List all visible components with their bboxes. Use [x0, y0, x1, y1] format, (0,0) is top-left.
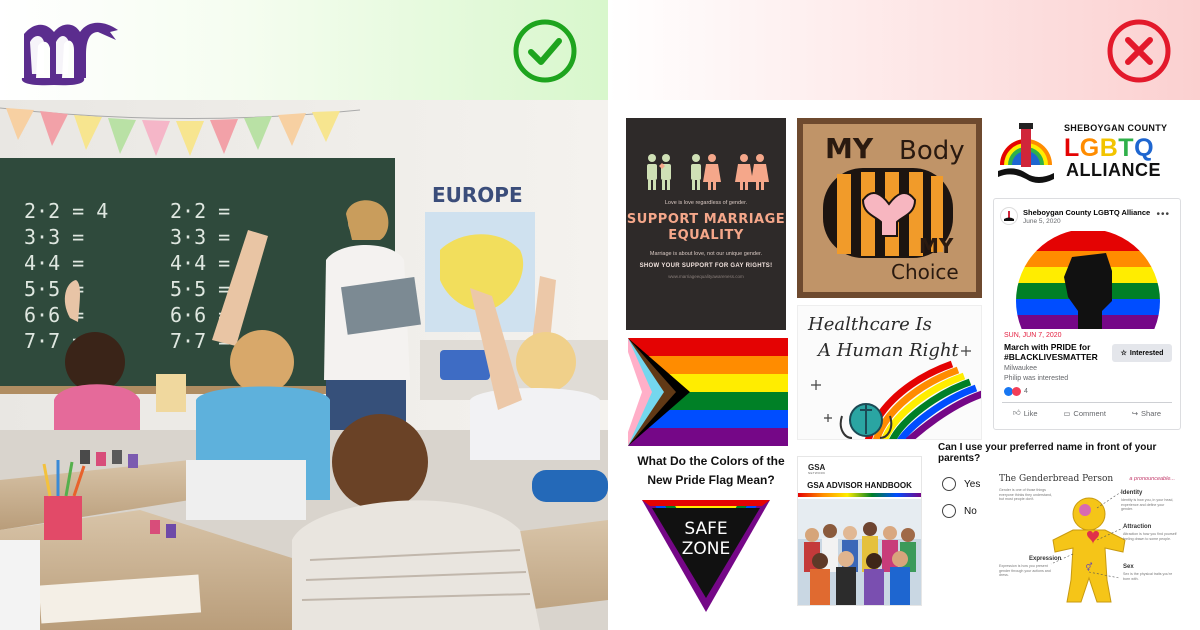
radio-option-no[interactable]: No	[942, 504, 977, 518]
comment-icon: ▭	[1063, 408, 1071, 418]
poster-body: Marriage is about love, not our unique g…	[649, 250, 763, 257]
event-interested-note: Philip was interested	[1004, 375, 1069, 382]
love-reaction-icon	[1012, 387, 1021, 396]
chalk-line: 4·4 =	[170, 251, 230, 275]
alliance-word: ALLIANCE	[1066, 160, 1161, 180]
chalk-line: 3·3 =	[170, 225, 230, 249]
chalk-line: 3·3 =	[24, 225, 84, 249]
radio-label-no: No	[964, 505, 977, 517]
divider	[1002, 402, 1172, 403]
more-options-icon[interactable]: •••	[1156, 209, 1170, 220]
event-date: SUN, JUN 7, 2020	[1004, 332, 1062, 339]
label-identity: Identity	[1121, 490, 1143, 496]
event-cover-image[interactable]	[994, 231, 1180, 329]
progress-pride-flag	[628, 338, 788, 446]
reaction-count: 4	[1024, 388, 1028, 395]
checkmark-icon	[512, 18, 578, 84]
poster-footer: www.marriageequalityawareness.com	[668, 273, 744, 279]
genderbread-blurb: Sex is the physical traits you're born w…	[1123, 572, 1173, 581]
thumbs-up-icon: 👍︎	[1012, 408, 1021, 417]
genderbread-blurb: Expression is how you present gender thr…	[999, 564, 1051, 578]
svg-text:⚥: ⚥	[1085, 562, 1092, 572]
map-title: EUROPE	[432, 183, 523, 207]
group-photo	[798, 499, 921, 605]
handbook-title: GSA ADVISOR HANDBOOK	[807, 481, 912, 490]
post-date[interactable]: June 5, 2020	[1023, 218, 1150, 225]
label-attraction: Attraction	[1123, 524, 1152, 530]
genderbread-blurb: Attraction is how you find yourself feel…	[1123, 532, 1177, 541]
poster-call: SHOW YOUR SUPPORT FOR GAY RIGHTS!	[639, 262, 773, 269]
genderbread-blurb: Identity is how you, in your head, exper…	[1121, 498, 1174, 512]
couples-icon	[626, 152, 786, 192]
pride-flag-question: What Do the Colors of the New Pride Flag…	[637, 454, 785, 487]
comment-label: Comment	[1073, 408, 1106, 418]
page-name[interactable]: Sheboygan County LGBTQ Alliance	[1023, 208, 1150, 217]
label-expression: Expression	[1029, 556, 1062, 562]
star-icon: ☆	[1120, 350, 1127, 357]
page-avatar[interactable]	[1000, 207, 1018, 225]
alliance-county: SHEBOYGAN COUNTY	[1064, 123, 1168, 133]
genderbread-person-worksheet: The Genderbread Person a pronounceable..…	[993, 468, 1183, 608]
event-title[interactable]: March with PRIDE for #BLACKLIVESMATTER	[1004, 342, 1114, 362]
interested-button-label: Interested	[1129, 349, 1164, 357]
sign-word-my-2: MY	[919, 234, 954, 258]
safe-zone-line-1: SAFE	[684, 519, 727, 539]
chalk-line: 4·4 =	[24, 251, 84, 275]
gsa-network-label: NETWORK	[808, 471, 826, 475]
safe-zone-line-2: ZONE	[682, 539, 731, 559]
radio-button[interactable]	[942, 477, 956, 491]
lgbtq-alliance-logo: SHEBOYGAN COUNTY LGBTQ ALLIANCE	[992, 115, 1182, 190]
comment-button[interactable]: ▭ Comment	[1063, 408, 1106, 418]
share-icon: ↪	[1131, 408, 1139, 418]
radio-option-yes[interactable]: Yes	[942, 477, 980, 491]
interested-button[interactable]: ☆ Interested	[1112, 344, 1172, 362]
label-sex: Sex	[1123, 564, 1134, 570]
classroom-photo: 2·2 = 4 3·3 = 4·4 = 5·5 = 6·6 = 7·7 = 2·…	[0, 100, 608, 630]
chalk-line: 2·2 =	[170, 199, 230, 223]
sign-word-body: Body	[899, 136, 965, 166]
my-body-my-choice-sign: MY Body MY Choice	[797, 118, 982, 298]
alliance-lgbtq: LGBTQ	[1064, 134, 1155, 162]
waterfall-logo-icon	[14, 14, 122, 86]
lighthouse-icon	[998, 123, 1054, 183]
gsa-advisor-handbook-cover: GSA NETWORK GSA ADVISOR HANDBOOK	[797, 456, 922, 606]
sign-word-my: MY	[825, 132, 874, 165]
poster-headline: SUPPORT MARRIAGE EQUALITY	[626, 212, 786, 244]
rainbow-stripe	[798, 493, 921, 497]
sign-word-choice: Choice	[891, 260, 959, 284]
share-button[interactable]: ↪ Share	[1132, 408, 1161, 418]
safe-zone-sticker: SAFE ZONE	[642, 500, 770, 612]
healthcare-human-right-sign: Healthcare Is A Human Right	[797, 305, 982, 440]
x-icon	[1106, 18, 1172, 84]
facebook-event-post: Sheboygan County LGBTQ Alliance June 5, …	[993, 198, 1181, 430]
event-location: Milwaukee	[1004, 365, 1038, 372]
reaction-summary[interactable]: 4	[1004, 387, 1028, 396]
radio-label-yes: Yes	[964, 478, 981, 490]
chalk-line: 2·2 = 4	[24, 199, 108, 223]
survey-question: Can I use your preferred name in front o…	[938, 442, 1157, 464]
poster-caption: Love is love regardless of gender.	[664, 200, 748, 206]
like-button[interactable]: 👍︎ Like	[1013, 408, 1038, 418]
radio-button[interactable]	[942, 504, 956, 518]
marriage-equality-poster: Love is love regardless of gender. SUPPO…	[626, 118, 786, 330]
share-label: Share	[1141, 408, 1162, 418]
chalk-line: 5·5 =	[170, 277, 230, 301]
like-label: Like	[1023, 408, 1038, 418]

______________________________

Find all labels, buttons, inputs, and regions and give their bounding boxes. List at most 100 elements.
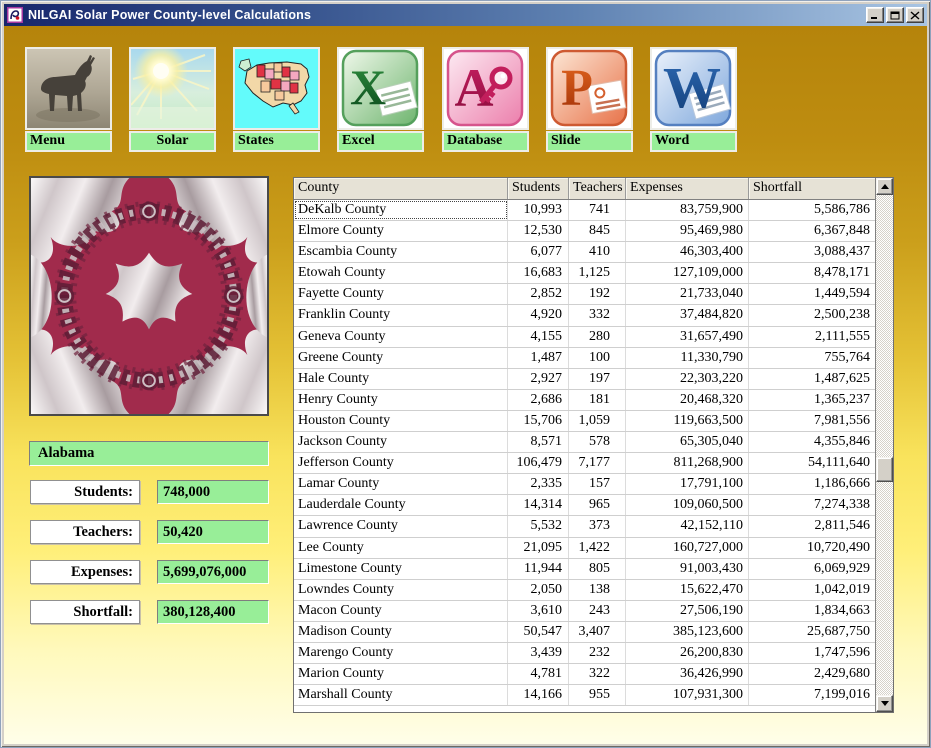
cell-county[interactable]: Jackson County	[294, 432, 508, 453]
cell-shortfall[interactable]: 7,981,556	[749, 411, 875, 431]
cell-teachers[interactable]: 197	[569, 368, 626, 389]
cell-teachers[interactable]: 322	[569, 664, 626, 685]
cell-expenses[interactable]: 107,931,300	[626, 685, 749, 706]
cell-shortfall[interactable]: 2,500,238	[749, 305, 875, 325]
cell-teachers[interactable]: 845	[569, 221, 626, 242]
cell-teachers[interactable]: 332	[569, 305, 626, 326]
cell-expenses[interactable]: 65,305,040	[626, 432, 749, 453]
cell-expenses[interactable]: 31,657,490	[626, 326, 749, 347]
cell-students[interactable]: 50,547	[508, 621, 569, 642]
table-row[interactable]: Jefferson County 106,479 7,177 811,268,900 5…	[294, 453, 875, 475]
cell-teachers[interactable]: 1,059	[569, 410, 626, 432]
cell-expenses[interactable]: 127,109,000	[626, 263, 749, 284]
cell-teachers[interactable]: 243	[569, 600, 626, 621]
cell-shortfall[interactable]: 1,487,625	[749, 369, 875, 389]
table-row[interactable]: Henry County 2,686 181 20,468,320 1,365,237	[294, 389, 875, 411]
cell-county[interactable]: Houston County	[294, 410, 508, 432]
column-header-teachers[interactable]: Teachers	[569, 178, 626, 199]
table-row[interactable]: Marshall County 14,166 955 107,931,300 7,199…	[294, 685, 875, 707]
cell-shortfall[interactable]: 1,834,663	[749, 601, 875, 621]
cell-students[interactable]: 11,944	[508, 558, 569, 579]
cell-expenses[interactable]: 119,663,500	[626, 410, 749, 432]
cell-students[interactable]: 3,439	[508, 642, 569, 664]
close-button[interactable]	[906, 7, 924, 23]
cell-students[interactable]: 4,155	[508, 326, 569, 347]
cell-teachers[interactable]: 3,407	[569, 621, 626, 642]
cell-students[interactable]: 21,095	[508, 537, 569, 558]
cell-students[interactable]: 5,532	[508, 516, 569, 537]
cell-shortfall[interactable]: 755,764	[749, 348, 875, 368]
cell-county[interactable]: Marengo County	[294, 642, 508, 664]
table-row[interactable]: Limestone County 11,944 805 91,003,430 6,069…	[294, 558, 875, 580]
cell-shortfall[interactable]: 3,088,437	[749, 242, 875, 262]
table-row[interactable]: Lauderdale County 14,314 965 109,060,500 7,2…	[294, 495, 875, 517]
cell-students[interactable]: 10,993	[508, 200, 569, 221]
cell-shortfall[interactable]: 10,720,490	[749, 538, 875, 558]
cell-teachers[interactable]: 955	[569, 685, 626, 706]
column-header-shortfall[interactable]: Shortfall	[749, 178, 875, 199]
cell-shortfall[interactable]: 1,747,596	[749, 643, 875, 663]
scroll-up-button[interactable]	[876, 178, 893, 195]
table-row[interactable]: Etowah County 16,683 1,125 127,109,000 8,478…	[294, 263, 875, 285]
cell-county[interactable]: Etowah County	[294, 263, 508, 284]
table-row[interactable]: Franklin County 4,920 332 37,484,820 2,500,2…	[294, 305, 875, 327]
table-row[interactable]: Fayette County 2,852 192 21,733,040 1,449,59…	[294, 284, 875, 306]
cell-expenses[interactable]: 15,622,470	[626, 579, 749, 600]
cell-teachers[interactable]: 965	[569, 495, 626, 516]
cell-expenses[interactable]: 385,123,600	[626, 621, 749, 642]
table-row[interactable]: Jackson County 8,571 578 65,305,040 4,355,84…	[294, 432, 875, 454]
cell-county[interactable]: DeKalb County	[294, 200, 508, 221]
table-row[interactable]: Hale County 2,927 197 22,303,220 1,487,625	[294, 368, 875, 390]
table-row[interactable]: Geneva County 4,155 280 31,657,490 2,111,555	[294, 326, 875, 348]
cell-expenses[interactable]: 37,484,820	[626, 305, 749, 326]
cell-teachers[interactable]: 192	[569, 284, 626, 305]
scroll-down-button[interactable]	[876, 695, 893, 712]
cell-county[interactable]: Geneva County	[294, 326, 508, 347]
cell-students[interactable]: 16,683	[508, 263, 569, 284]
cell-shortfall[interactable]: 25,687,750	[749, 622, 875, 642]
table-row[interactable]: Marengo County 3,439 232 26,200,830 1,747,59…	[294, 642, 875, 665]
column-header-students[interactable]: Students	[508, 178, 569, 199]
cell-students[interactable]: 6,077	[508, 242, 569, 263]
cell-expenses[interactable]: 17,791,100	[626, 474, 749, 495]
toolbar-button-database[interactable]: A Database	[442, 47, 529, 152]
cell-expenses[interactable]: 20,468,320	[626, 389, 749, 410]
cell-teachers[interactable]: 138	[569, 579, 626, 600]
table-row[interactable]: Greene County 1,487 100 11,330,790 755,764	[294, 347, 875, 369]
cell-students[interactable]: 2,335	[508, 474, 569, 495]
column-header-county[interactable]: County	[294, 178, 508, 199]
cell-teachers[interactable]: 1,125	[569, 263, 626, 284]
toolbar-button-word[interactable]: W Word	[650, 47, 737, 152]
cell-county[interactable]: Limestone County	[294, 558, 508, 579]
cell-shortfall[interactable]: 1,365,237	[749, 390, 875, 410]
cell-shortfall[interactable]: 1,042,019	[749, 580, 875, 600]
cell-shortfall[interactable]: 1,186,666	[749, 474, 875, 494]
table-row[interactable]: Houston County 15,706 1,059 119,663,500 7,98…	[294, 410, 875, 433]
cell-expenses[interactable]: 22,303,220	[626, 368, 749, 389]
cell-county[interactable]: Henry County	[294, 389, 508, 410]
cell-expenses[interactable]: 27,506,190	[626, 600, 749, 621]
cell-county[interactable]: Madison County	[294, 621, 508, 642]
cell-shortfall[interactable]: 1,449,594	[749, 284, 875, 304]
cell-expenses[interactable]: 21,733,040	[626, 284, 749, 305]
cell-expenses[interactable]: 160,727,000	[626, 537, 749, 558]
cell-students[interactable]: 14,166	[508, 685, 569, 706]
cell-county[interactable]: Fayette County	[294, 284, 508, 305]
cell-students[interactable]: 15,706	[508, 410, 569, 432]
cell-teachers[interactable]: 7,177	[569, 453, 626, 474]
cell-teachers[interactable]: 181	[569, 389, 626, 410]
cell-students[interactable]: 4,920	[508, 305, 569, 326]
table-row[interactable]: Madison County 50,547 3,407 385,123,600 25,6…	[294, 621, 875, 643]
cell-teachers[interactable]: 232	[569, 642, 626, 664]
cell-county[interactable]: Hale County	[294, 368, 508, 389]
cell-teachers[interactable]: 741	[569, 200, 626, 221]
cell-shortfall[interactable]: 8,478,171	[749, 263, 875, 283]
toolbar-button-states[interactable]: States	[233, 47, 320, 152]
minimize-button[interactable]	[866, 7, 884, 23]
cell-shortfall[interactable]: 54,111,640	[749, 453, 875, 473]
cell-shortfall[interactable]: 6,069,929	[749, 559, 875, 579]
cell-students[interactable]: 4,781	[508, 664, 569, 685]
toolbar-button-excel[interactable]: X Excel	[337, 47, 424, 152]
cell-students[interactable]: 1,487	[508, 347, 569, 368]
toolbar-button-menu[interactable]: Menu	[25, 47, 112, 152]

______________________________

WHAT TO WORK ON | Render everything from the line containing "504, 977, 518]" down to the line containing "209, 1170, 220]" as a Markdown table with the columns Row and Item line. Give each line its own numbered row, leave out blank lines, and include nothing beyond that span.

SOLUTION FOR THIS EXERCISE |
| Row | Item line |
|---|---|
| 1 | radio-option-no[interactable]: No	[942, 504, 977, 518] |
| 2 | comment-icon: ▭	[1063, 408, 1071, 418] |
| 3 | poster-body: Marriage is about love, not our unique g…	[649, 250, 763, 257] |
| 4 | event-interested-note: Philip was interested	[1004, 375, 1069, 382] |
| 5 | love-reaction-icon	[1012, 387, 1021, 396] |
| 6 | chalk-line: 4·4 =	[170, 251, 230, 275] |
| 7 | alliance-word: ALLIANCE	[1066, 160, 1161, 180] |
| 8 | chalk-line: 3·3 =	[170, 225, 230, 249] |
| 9 | chalk-line: 3·3 =	[24, 225, 84, 249] |
| 10 | radio-label-no: No	[964, 505, 977, 517] |
| 11 | divider	[1002, 402, 1172, 403] |
| 12 | more-options-icon[interactable]: •••	[1156, 209, 1170, 220] |